Stored entries

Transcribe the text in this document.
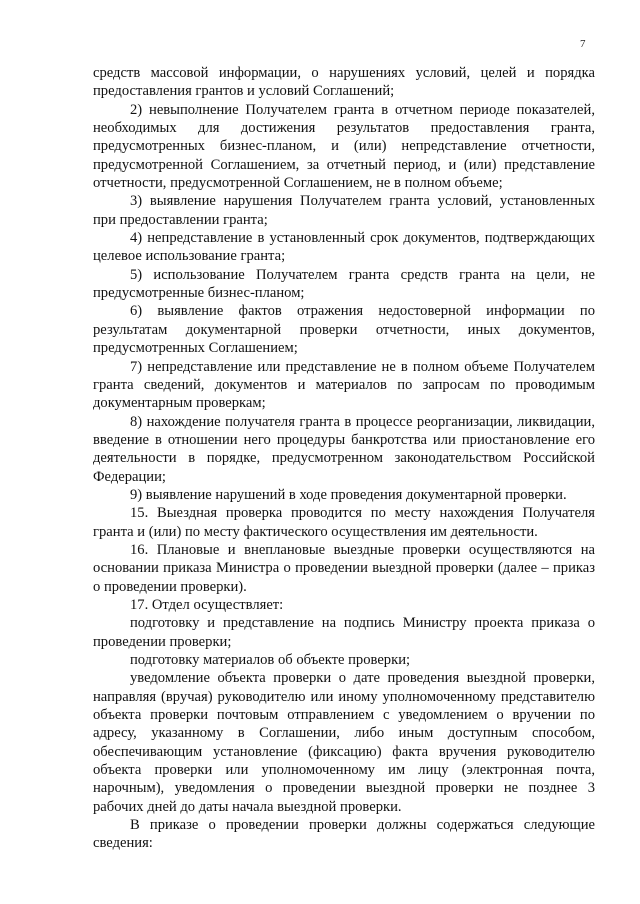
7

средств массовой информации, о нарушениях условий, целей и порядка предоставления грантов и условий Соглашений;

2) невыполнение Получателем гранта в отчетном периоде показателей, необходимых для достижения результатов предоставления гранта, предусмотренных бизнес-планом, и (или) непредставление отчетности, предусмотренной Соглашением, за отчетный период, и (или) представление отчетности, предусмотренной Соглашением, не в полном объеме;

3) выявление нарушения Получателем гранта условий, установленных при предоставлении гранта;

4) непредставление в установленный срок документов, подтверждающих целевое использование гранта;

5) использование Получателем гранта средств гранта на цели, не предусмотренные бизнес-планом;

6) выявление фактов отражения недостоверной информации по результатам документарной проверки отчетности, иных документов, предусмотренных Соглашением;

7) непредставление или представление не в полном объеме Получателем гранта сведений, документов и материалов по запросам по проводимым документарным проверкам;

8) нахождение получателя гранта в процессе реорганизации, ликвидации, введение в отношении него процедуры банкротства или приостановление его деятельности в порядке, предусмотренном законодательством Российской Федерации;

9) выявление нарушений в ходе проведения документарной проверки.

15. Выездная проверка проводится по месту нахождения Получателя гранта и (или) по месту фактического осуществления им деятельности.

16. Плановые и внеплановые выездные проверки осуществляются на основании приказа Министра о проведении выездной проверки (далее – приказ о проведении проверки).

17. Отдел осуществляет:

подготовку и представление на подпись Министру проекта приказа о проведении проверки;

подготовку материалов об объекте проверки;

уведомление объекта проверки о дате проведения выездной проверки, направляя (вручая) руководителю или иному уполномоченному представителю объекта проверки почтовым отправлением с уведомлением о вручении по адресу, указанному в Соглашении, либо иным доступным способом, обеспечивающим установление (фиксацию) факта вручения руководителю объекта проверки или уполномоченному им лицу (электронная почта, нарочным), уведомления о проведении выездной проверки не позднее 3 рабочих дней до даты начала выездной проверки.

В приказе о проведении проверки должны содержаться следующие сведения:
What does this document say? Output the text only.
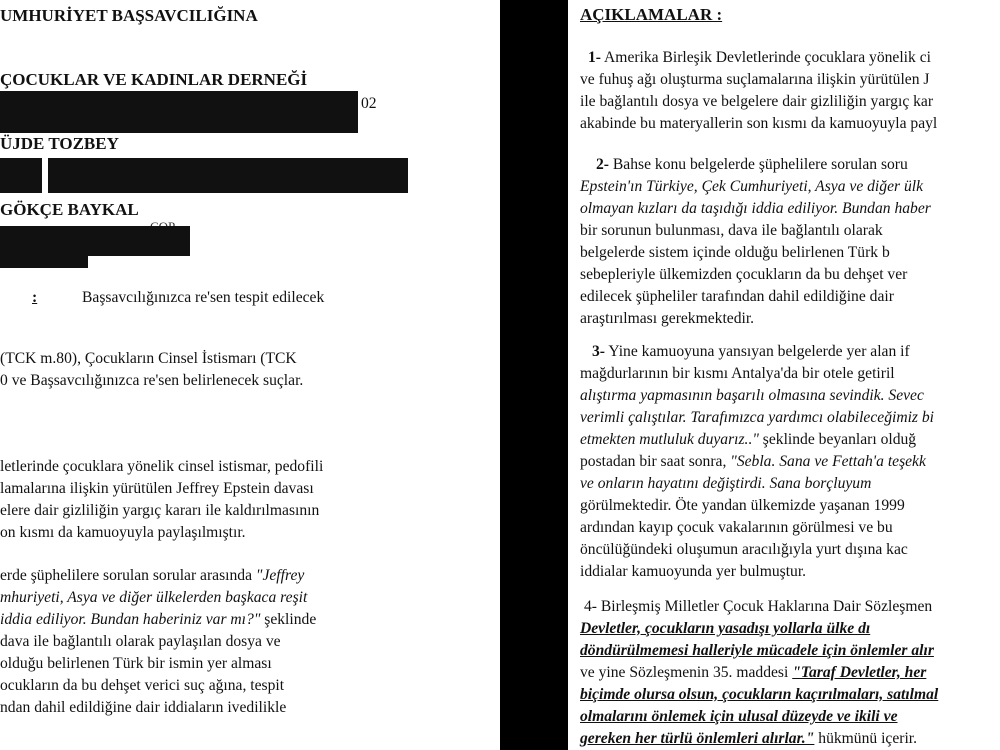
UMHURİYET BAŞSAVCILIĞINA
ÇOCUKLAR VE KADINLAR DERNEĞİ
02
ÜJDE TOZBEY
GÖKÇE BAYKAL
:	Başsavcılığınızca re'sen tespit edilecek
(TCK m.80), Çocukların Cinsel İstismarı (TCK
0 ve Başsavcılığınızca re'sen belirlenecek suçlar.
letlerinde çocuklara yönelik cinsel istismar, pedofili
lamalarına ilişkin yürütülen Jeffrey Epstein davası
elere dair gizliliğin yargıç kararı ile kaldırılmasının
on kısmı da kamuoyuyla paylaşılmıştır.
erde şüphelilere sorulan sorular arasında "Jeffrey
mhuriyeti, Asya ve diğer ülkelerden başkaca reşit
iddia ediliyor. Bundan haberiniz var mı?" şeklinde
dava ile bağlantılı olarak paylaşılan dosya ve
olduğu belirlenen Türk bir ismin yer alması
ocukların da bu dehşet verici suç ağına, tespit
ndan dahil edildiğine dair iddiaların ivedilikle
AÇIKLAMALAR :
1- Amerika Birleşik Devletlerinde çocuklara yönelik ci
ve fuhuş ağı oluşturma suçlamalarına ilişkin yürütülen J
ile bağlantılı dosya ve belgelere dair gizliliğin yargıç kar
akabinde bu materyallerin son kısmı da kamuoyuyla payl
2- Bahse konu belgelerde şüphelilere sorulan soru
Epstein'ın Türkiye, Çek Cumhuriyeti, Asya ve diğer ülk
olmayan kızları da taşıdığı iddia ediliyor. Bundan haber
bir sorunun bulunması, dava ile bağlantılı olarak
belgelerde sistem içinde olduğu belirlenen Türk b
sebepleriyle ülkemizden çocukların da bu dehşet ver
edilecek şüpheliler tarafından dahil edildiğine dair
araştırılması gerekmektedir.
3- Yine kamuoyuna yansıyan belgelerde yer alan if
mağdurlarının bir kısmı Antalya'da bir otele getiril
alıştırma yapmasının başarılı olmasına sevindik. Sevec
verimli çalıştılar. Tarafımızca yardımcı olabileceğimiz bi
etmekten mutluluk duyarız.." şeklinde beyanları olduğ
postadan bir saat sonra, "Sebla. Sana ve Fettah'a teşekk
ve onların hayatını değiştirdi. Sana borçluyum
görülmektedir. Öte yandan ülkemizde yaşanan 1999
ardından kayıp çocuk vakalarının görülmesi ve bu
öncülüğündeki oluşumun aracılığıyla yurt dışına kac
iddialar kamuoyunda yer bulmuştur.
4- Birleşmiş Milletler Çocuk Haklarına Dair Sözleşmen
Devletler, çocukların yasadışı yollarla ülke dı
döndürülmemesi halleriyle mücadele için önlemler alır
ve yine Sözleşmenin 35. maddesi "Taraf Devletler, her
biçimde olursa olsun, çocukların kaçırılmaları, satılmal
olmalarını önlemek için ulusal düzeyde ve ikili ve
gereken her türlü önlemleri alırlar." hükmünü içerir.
--
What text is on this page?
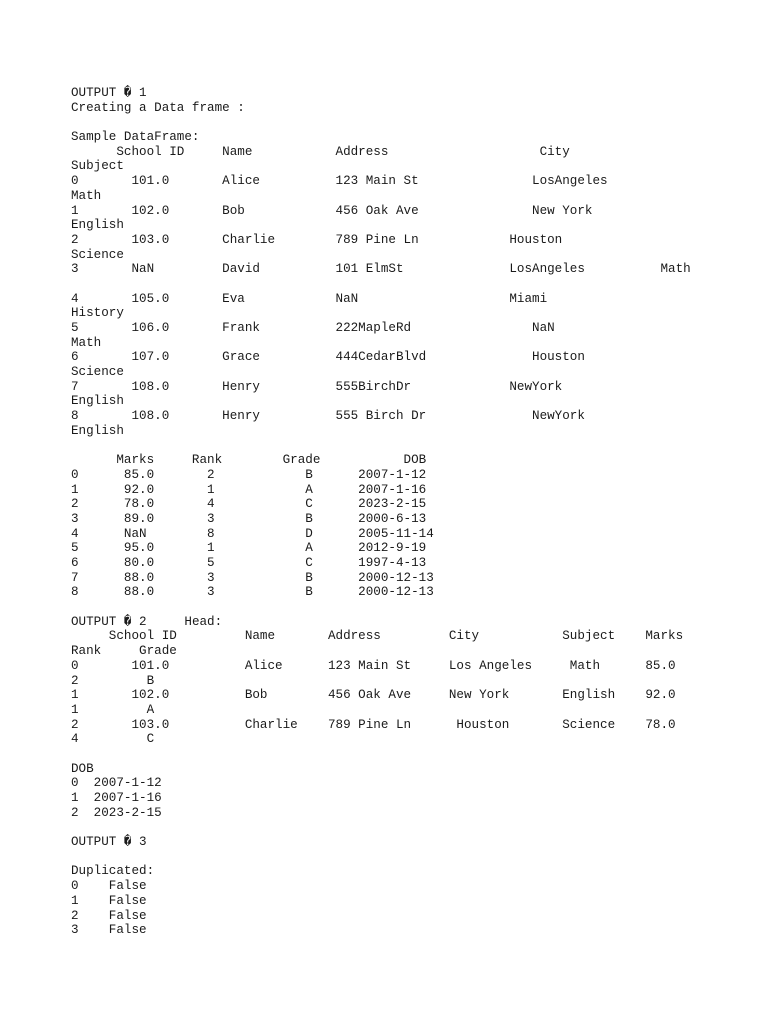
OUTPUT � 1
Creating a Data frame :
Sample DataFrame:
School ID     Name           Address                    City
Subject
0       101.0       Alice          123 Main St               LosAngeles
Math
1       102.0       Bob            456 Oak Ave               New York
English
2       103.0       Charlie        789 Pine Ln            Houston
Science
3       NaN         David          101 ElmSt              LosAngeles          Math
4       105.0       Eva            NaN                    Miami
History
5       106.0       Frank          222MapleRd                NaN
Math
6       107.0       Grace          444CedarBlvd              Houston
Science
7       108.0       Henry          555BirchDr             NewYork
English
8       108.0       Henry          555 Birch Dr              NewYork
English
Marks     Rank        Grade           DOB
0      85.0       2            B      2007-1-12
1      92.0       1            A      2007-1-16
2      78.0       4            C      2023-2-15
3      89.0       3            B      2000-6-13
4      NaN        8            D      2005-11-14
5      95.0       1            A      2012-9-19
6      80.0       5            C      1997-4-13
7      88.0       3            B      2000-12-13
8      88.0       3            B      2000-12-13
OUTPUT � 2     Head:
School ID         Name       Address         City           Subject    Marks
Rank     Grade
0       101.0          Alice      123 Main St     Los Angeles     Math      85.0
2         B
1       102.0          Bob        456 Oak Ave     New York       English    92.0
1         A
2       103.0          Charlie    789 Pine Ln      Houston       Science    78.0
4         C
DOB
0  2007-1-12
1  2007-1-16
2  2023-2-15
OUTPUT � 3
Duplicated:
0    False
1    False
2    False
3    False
* * *
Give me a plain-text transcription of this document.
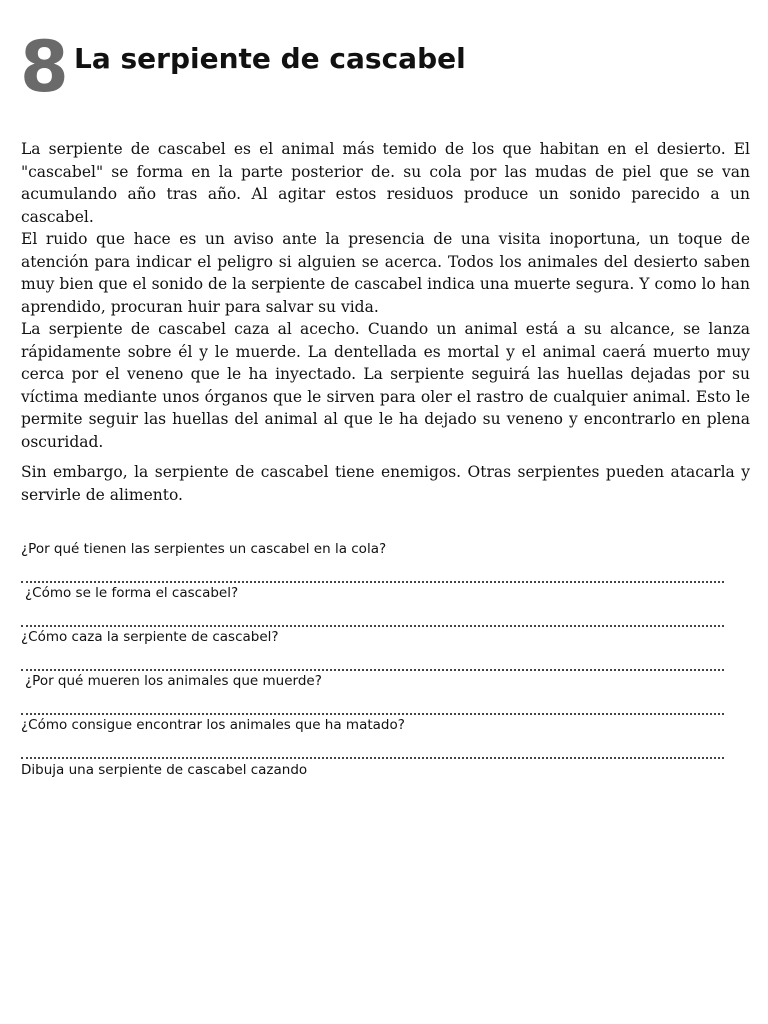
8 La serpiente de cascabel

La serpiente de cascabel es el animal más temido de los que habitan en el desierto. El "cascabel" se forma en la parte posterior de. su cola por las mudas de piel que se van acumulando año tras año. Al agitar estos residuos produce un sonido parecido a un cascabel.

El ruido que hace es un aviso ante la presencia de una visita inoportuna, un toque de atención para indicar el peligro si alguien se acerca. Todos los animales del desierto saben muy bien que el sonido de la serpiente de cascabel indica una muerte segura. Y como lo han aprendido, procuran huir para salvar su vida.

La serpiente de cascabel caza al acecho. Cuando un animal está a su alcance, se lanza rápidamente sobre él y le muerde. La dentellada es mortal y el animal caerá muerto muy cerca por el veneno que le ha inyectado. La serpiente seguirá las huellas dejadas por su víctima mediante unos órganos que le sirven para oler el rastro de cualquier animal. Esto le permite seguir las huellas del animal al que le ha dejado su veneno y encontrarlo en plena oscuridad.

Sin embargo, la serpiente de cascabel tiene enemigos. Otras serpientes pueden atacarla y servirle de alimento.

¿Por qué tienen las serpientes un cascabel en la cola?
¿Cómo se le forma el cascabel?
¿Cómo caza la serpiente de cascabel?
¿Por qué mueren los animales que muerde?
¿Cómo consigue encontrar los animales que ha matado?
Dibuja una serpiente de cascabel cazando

■ Job ■
Pull out the lines above in which the word "dosya" appears.

■ Response ■
dava ile bağlantılı olarak paylaşılan dosya ve
ile bağlantılı dosya ve belgelere dair gizliliğin yargıç kar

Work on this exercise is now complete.